Task goal |
Find every line in the material below that contains the string "next", and copy each one in full. Only matches with the same upper and lower case count.

☆ ☆ ☆

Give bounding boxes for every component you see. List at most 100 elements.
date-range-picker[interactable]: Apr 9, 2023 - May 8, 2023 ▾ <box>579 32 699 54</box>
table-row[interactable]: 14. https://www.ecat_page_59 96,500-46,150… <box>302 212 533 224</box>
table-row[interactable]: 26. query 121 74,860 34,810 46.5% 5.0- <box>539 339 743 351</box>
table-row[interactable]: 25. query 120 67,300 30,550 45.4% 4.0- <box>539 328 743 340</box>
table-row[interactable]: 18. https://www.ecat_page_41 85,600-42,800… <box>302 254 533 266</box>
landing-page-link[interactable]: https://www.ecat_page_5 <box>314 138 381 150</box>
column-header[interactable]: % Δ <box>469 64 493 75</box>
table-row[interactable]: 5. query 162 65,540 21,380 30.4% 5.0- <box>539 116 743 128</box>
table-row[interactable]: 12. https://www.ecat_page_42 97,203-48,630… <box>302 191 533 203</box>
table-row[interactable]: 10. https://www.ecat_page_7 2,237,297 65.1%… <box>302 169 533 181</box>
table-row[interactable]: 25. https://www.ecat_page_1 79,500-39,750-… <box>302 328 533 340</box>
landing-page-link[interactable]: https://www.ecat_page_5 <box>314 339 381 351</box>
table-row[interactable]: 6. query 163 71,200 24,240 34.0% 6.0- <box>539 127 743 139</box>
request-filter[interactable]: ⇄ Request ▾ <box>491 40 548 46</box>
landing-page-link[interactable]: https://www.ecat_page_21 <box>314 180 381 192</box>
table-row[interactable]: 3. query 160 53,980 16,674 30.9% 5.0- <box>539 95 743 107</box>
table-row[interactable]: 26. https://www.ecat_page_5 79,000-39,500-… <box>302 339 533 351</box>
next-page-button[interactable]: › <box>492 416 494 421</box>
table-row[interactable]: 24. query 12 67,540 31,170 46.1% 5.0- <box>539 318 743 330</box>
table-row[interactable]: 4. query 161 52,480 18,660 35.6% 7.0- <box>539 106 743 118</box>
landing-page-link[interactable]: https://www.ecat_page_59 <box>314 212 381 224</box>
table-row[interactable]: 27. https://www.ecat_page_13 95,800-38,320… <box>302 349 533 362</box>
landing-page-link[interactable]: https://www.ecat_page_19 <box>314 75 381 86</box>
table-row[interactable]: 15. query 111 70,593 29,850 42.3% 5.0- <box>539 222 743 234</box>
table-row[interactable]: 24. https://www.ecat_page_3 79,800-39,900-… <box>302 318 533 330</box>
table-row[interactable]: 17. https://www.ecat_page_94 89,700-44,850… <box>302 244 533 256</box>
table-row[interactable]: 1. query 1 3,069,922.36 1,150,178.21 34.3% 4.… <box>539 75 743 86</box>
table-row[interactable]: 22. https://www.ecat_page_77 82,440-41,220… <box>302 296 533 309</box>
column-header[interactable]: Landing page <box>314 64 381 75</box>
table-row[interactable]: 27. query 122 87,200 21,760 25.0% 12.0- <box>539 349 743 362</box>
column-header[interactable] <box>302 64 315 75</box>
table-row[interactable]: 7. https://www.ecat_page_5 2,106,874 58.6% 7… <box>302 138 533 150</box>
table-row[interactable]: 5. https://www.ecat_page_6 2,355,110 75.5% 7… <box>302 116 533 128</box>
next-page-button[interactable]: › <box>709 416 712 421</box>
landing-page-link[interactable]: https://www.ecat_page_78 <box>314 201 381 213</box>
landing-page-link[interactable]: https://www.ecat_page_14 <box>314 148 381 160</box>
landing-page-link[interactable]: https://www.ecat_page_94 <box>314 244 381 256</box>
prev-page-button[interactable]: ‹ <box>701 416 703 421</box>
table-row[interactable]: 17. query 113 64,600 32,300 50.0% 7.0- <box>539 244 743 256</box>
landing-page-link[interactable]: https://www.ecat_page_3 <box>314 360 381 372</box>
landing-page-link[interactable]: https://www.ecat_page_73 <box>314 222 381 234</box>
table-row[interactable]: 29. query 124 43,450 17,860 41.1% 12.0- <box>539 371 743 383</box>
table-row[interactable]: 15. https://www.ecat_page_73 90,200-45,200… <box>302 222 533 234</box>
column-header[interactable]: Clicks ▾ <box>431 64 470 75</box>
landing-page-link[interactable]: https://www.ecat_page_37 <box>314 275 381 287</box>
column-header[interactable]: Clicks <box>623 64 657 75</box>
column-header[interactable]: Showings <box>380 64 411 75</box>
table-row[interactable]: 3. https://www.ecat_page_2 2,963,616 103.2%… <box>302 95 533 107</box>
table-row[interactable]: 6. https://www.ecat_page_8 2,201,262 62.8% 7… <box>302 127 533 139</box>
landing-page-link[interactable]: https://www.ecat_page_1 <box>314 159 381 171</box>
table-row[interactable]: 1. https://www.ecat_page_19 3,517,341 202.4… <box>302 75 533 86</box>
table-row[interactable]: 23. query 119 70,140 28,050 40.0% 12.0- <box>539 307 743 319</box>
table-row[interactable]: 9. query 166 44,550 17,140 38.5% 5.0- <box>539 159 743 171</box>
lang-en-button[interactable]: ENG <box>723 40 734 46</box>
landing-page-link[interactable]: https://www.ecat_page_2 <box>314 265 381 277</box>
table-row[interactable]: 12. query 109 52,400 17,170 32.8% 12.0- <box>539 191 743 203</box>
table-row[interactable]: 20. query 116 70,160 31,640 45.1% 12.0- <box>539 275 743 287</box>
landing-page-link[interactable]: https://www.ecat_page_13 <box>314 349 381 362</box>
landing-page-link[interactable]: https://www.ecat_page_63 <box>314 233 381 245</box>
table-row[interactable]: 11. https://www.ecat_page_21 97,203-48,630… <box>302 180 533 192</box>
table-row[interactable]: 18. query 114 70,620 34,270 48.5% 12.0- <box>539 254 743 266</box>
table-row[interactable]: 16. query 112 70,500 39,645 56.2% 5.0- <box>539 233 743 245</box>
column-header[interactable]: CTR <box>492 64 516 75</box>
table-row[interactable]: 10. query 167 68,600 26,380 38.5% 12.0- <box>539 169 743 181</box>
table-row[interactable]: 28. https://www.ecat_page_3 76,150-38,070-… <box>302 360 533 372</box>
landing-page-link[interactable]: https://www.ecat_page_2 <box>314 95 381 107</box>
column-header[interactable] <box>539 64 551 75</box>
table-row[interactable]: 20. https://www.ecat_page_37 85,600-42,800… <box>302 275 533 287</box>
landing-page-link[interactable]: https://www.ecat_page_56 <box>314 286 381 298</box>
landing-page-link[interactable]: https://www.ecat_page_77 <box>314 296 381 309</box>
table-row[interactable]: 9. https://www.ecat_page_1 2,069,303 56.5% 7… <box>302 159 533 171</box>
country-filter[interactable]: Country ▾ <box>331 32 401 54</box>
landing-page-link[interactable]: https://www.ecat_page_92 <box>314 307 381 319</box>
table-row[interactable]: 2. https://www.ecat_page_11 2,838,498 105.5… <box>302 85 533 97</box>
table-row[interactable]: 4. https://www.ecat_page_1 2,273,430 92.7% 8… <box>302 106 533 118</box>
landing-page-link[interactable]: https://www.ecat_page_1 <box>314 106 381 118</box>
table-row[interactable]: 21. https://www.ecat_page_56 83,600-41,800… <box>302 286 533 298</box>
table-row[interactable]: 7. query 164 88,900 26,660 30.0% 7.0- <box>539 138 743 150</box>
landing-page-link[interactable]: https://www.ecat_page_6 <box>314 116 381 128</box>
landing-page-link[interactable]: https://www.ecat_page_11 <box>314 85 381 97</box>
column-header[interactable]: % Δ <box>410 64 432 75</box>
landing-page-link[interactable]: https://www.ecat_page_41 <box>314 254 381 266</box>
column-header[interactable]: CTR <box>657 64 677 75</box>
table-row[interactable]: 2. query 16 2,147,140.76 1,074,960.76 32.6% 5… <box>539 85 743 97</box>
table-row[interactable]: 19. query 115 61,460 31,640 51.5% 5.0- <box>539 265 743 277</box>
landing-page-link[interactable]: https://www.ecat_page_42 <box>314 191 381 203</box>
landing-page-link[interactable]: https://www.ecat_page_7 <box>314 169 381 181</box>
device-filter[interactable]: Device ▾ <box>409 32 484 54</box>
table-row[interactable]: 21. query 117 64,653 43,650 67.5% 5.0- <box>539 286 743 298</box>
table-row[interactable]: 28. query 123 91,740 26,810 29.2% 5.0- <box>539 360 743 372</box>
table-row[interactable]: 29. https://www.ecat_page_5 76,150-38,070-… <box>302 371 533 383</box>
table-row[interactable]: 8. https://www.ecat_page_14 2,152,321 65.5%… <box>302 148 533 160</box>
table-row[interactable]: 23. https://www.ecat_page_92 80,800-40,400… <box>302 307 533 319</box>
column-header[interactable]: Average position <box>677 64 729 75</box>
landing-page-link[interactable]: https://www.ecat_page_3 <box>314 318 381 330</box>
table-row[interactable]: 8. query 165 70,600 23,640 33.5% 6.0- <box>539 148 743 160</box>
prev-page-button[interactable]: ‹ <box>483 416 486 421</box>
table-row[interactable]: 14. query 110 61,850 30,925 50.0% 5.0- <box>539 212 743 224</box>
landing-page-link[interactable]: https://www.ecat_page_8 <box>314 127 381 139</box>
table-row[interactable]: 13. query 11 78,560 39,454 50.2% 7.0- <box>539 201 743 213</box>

☆ ☆ ☆

Right answer |
next-page-button[interactable]: › <box>492 416 494 421</box>
next-page-button[interactable]: › <box>709 416 712 421</box>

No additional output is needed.